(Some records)
************

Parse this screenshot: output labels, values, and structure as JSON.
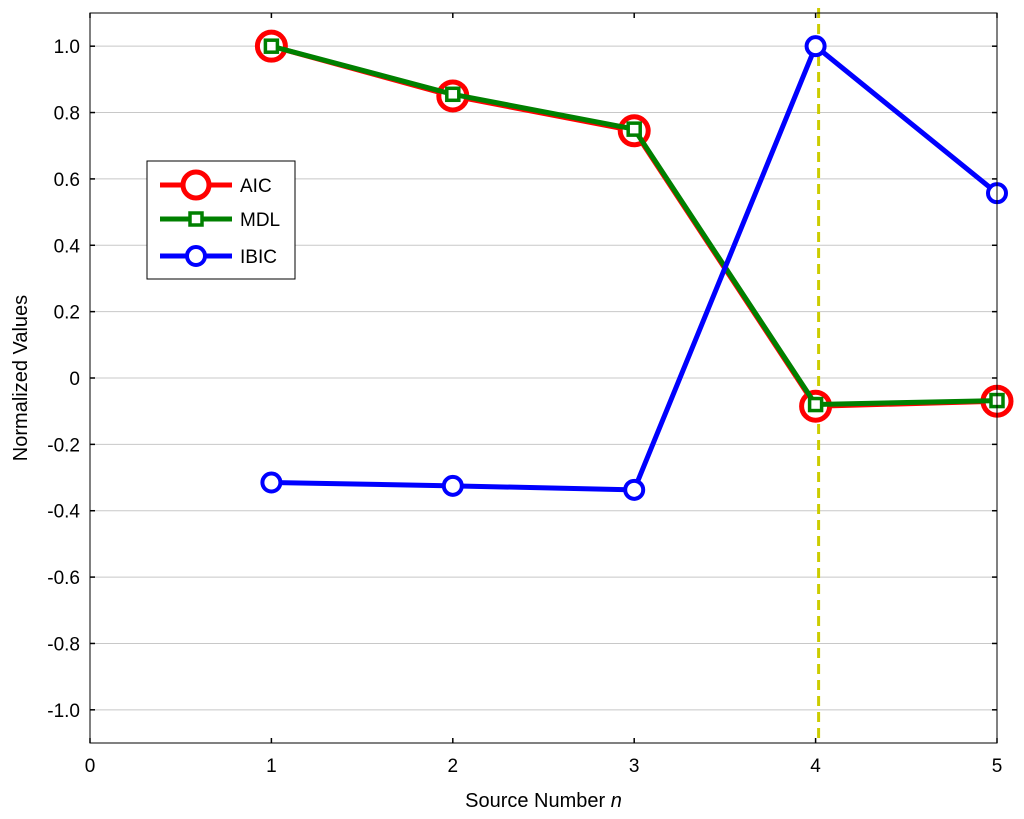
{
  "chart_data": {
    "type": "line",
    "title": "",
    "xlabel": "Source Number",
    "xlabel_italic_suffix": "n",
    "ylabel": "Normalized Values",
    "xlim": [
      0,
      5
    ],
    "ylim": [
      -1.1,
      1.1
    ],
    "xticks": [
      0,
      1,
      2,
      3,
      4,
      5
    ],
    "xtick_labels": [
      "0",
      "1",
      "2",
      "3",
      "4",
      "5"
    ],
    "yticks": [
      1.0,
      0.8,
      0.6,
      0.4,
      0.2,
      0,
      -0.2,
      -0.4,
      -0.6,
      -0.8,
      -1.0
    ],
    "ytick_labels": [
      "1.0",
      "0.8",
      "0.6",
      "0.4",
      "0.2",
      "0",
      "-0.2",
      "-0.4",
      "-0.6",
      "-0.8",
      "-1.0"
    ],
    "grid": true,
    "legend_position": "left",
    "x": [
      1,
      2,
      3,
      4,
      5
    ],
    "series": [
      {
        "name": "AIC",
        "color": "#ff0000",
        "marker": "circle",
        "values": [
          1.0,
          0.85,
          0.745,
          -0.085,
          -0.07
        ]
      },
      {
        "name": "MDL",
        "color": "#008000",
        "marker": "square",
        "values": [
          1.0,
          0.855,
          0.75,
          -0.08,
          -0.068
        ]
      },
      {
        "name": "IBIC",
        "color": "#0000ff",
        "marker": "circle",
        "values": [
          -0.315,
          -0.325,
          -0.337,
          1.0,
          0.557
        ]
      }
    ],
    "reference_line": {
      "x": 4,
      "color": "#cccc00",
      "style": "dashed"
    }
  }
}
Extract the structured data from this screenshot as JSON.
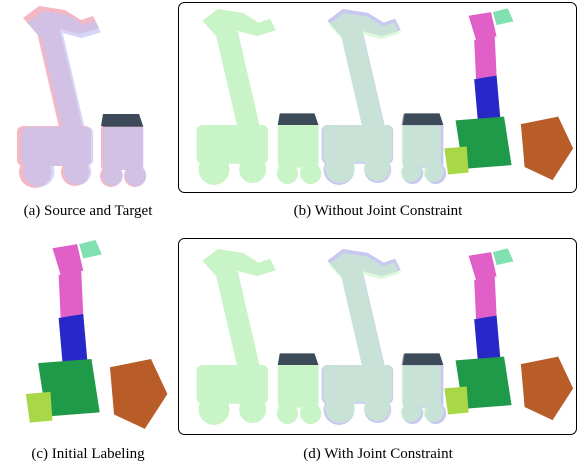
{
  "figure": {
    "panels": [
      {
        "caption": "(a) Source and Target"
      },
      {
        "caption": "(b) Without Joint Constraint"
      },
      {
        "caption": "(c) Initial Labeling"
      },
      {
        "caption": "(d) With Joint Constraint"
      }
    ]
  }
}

************

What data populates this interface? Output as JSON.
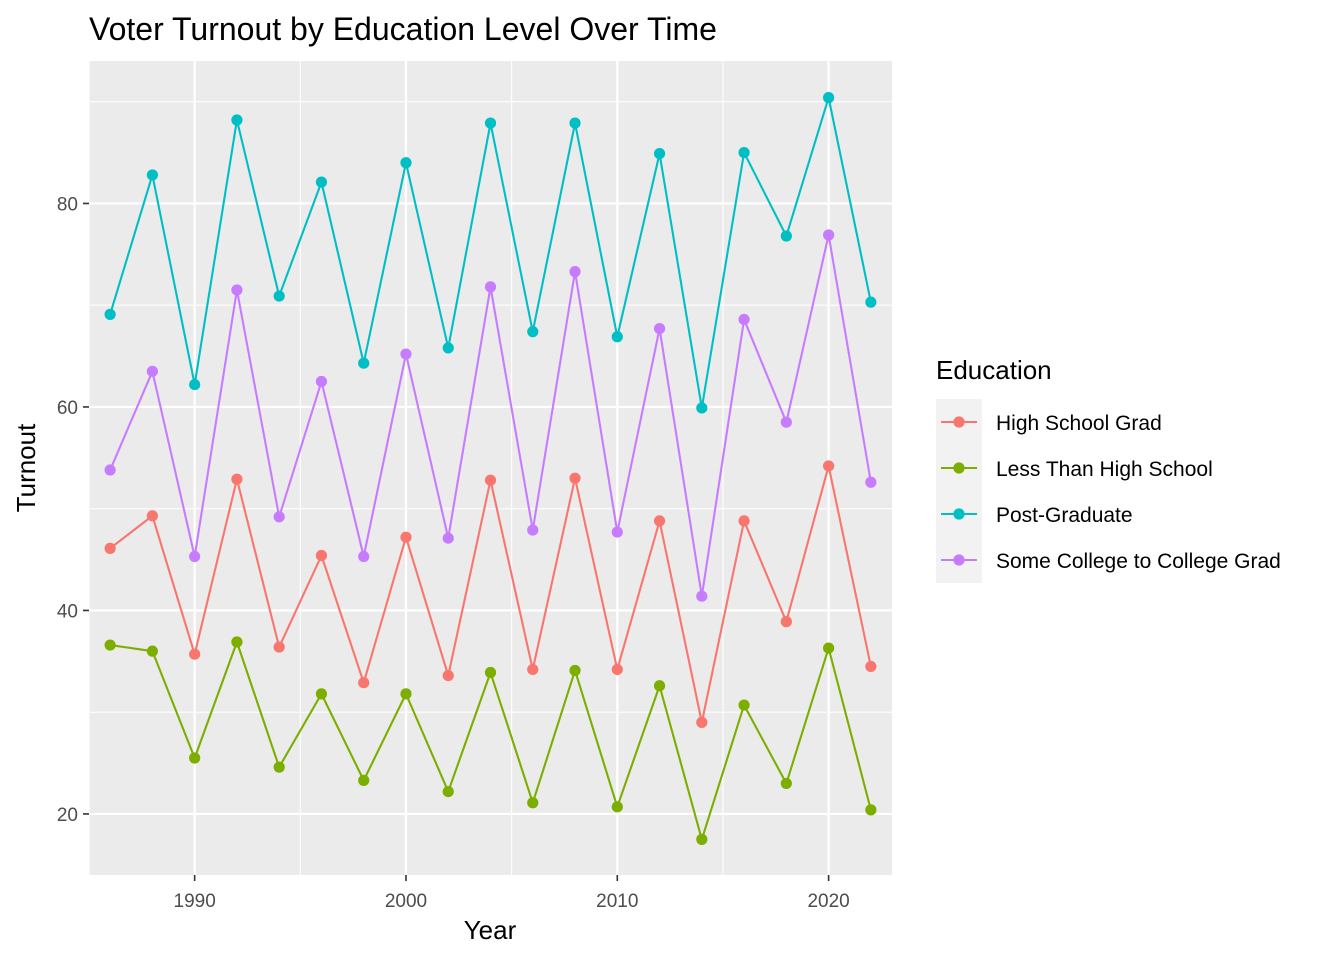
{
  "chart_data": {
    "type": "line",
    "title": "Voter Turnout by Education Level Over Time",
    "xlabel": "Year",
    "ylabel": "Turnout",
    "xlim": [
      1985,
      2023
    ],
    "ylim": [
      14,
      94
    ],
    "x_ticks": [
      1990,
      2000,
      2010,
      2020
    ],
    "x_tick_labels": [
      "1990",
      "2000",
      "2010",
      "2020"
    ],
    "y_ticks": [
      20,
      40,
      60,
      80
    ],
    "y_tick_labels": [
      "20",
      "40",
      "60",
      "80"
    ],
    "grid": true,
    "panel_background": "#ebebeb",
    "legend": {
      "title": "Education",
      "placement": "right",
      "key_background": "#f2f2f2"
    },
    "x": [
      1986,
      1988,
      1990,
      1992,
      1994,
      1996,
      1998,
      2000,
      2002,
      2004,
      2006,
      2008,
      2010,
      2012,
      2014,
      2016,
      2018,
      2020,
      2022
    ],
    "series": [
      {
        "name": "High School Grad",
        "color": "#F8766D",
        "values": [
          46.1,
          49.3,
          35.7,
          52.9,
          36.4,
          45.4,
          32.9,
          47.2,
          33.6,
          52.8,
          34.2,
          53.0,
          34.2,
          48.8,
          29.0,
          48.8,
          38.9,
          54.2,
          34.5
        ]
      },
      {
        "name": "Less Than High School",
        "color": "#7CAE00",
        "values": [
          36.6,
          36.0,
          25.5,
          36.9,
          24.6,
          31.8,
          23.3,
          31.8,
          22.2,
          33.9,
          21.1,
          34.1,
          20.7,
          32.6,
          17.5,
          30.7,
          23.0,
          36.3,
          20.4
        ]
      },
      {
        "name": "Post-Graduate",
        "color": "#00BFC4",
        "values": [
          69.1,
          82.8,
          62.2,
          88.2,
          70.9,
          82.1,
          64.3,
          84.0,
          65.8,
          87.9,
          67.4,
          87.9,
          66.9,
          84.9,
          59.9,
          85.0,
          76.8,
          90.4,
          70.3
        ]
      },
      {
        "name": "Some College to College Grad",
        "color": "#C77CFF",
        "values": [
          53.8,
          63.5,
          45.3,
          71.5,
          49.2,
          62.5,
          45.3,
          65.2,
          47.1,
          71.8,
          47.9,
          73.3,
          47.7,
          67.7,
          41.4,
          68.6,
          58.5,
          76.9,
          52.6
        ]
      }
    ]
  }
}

************

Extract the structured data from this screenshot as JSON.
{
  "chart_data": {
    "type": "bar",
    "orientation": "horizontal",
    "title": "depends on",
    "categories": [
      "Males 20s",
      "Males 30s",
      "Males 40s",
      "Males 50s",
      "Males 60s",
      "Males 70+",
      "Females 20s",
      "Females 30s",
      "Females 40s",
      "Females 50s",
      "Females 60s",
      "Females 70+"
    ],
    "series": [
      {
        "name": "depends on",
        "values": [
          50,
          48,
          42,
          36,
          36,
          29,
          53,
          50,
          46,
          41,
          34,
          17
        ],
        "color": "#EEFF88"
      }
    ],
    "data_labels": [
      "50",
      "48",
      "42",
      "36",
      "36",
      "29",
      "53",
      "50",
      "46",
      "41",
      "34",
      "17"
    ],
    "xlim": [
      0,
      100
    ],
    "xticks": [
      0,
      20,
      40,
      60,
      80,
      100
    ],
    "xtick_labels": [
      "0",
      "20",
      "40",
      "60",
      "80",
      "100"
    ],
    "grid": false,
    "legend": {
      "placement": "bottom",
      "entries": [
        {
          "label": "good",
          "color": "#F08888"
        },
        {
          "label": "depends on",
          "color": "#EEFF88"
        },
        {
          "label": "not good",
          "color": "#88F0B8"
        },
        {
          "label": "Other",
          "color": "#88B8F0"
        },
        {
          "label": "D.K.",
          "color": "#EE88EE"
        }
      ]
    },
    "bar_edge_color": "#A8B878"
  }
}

************

- **EXERCISE**
Copy each line of the records that contains the word "ylabel".

- **RESULT OF THE TASK**
    "ylabel": "Normalized Values",
    "ylabel": "Turnout",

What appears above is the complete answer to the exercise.